TASK:
Copy each line that contains the word "mentale".
* Start INPUT MATERIAL *
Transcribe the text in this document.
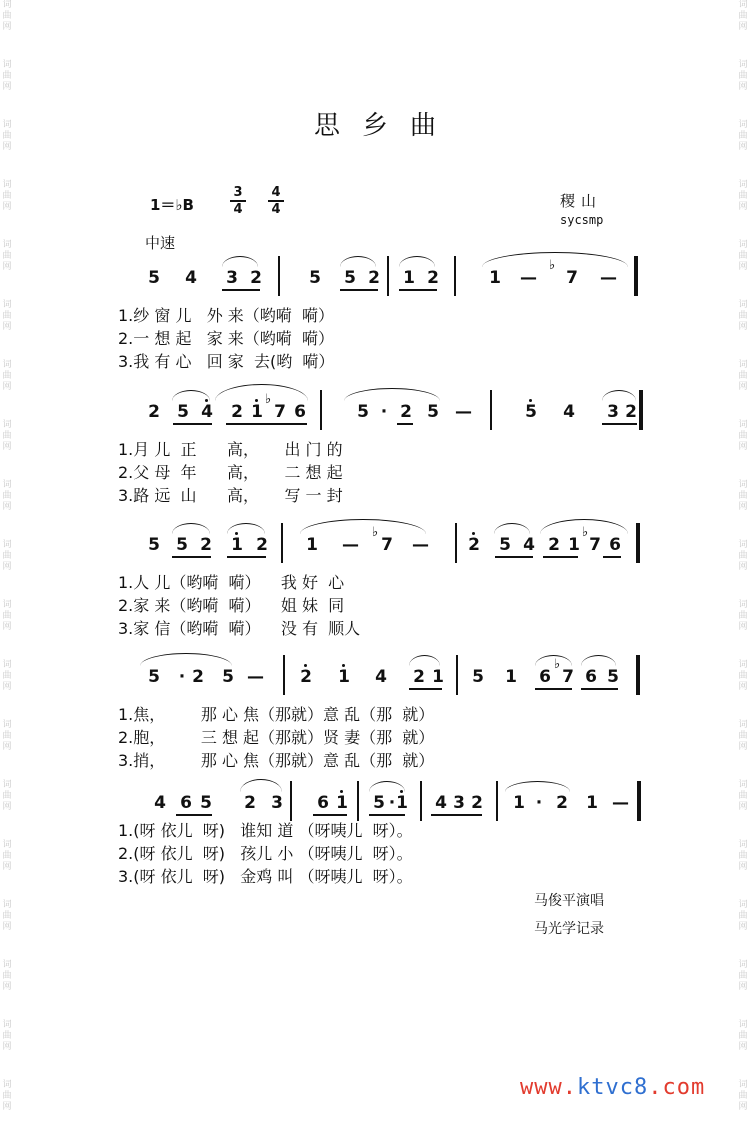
词
曲
网
词
曲
网
词
曲
网
词
曲
网
词
曲
网
词
曲
网
词
曲
网
词
曲
网
词
曲
网
词
曲
网
词
曲
网
词
曲
网
词
曲
网
词
曲
网
词
曲
网
词
曲
网
词
曲
网
词
曲
网
词
曲
网
词
曲
网
词
曲
网
词
曲
网
词
曲
网
词
曲
网
词
曲
网
词
曲
网
词
曲
网
词
曲
网
词
曲
网
词
曲
网
词
曲
网
词
曲
网
词
曲
网
词
曲
网
词
曲
网
词
曲
网
词
曲
网
词
曲
网
思乡曲
1＝♭B
3
4
4
4	稷山
sycsmp
中速
5 4 3 2	5 5 2 1 2	1 —
♭
7 —
1.纱 窗 儿   外 来（哟嗬  嗬）
2.一 想 起   家 来（哟嗬  嗬）
3.我 有 心   回 家  去(哟  嗬）
2 5 4 2 1
♭
7 6	5 · 2 5 —	5 4 3 2
1.月 儿  正      高，     出 门 的
2.父 母  年      高，     二 想 起
3.路 远  山      高，     写 一 封
5 5 2 1 2 1 —
♭
7 — 2 5 4 2 1
♭
7 6
1.人 儿（哟嗬  嗬）    我 好  心
2.家 来（哟嗬  嗬）    姐 妹  同
3.家 信（哟嗬  嗬）    没 有  顺人
5 · 2 5 — 2 1 4 2 1 5 1 6
♭
7 6 5
1.焦，       那 心 焦（那就）意 乱（那  就）
2.胞，       三 想 起（那就）贤 妻（那  就）
3.捎，       那 心 焦（那就）意 乱（那  就）
4 6 5 2 3 6 1 5 · 1 4 3 2 1 · 2 1 —
1.(呀 依儿  呀)   谁知 道 （呀咦儿  呀）。
2.(呀 依儿  呀)   孩儿 小 （呀咦儿  呀）。
3.(呀 依儿  呀)   金鸡 叫 （呀咦儿  呀）。
马俊平演唱
马光学记录
www.ktvc8.com
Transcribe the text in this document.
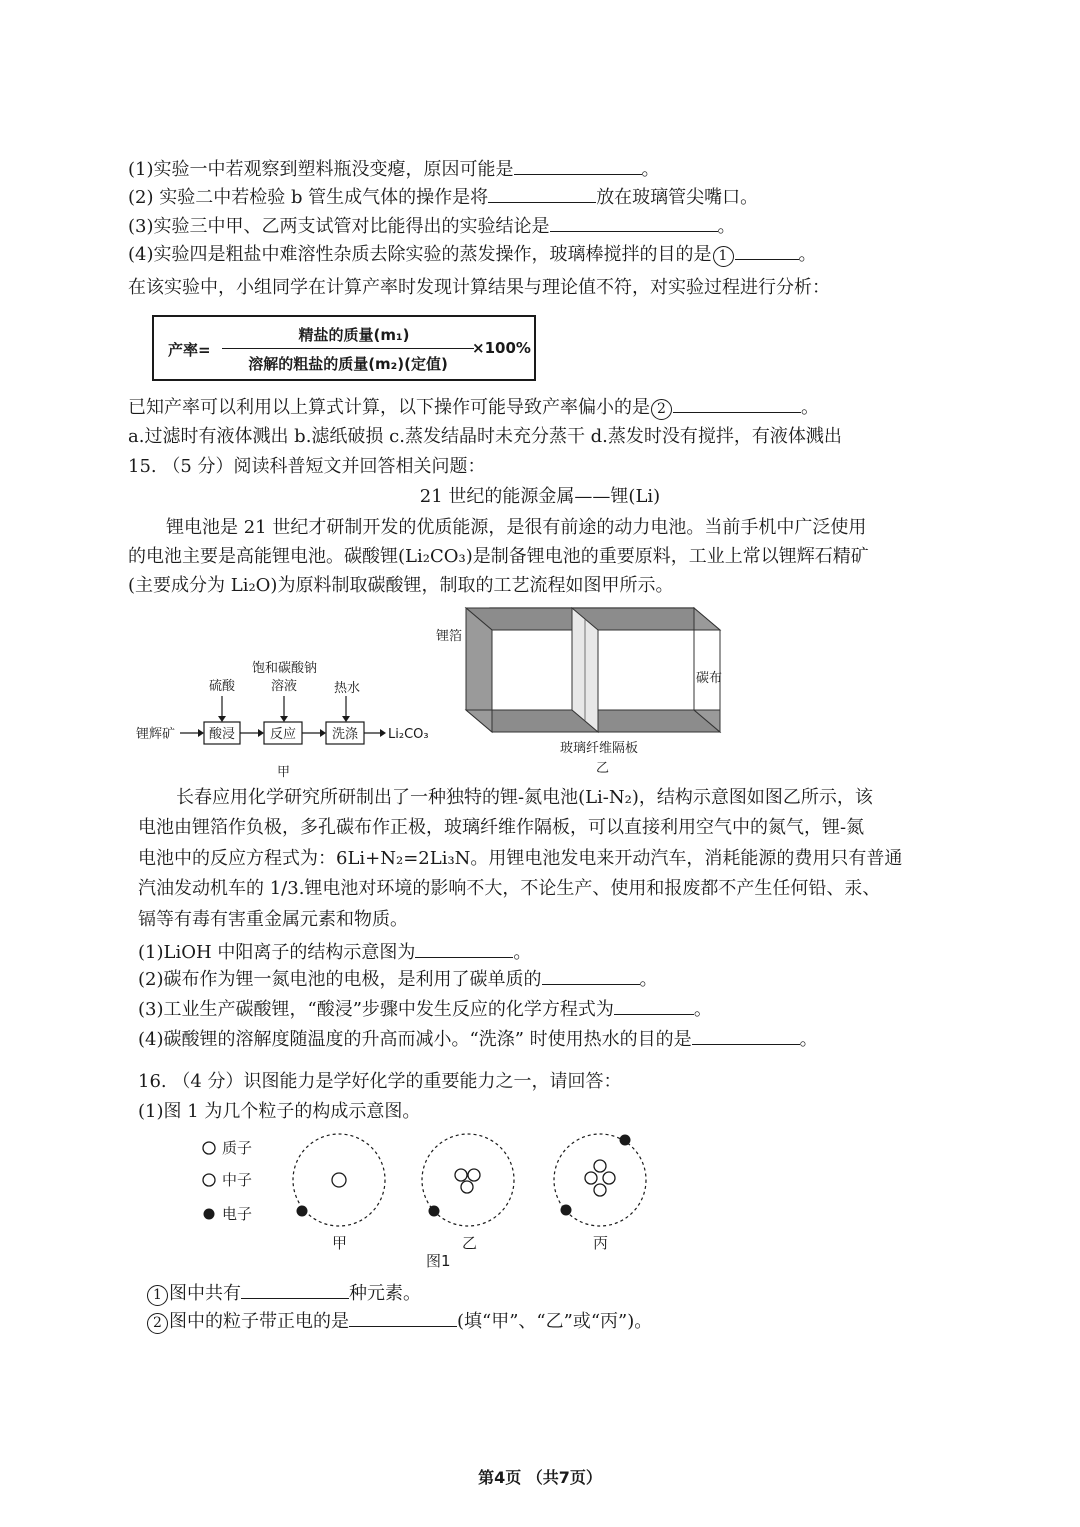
(1)实验一中若观察到塑料瓶没变瘪，原因可能是	。
(2) 实验二中若检验 b 管生成气体的操作是将	放在玻璃管尖嘴口。
(3)实验三中甲、乙两支试管对比能得出的实验结论是	。
(4)实验四是粗盐中难溶性杂质去除实验的蒸发操作，玻璃棒搅拌的目的是 1	。
在该实验中，小组同学在计算产率时发现计算结果与理论值不符，对实验过程进行分析：
产率=
精盐的质量(m₁)
溶解的粗盐的质量(m₂)(定值)
×100%
已知产率可以利用以上算式计算，以下操作可能导致产率偏小的是 2	。
a.过滤时有液体溅出 b.滤纸破损 c.蒸发结晶时未充分蒸干 d.蒸发时没有搅拌，有液体溅出
15. （5 分）阅读科普短文并回答相关问题：
21 世纪的能源金属——锂(Li)
锂电池是 21 世纪才研制开发的优质能源，是很有前途的动力电池。当前手机中广泛使用
的电池主要是高能锂电池。碳酸锂(Li₂CO₃)是制备锂电池的重要原料，工业上常以锂辉石精矿
(主要成分为 Li₂O)为原料制取碳酸锂，制取的工艺流程如图甲所示。
硫酸
饱和碳酸钠
溶液	热水
锂辉矿	酸浸	反应	洗涤 Li₂CO₃
甲
锂箔
碳布
玻璃纤维隔板
乙
长春应用化学研究所研制出了一种独特的锂-氮电池(Li-N₂)，结构示意图如图乙所示，该
电池由锂箔作负极，多孔碳布作正极，玻璃纤维作隔板，可以直接利用空气中的氮气，锂-氮
电池中的反应方程式为：6Li+N₂=2Li₃N。用锂电池发电来开动汽车，消耗能源的费用只有普通
汽油发动机车的 1/3.锂电池对环境的影响不大，不论生产、使用和报废都不产生任何铅、汞、
镉等有毒有害重金属元素和物质。
(1)LiOH 中阳离子的结构示意图为	。
(2)碳布作为锂一氮电池的电极，是利用了碳单质的	。
(3)工业生产碳酸锂，“酸浸”步骤中发生反应的化学方程式为	。
(4)碳酸锂的溶解度随温度的升高而减小。“洗涤” 时使用热水的目的是	。
16. （4 分）识图能力是学好化学的重要能力之一，请回答：
(1)图 1 为几个粒子的构成示意图。
质子
中子
电子
甲	乙	丙
图1
1 图中共有	种元素。
2 图中的粒子带正电的是	(填“甲”、“乙”或“丙”)。
第4页 （共7页）
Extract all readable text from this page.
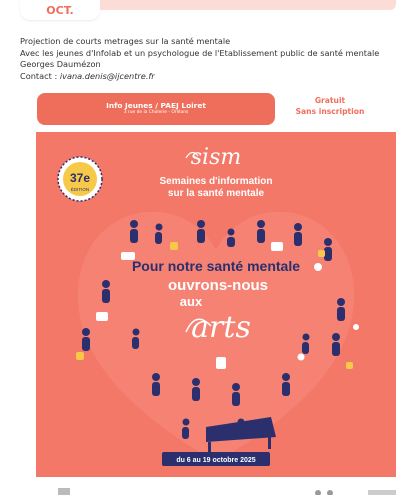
OCT.

Projection de courts metrages sur la santé mentale

Avec les jeunes d'Infolab et un psychologue de l'Etablissement public de santé mentale Georges Daumézon

Contact : ivana.denis@ijcentre.fr

Info Jeunes / PAEJ Loiret
3 rue de la Cholerie - Orléans
Gratuit
Sans inscription
37e
ÉDITION
sism
Semaines d'information
sur la santé mentale
Pour notre santé mentale
ouvrons-nous
aux
arts
du 6 au 19 octobre 2025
* End INPUT MATERIAL *
EXERCISE ANSWER:
Projection de courts metrages sur la santé mentale
Avec les jeunes d'Infolab et un psychologue de l'Etablissement public de santé mentale Georges Daumézon
sur la santé mentale
Pour notre santé mentale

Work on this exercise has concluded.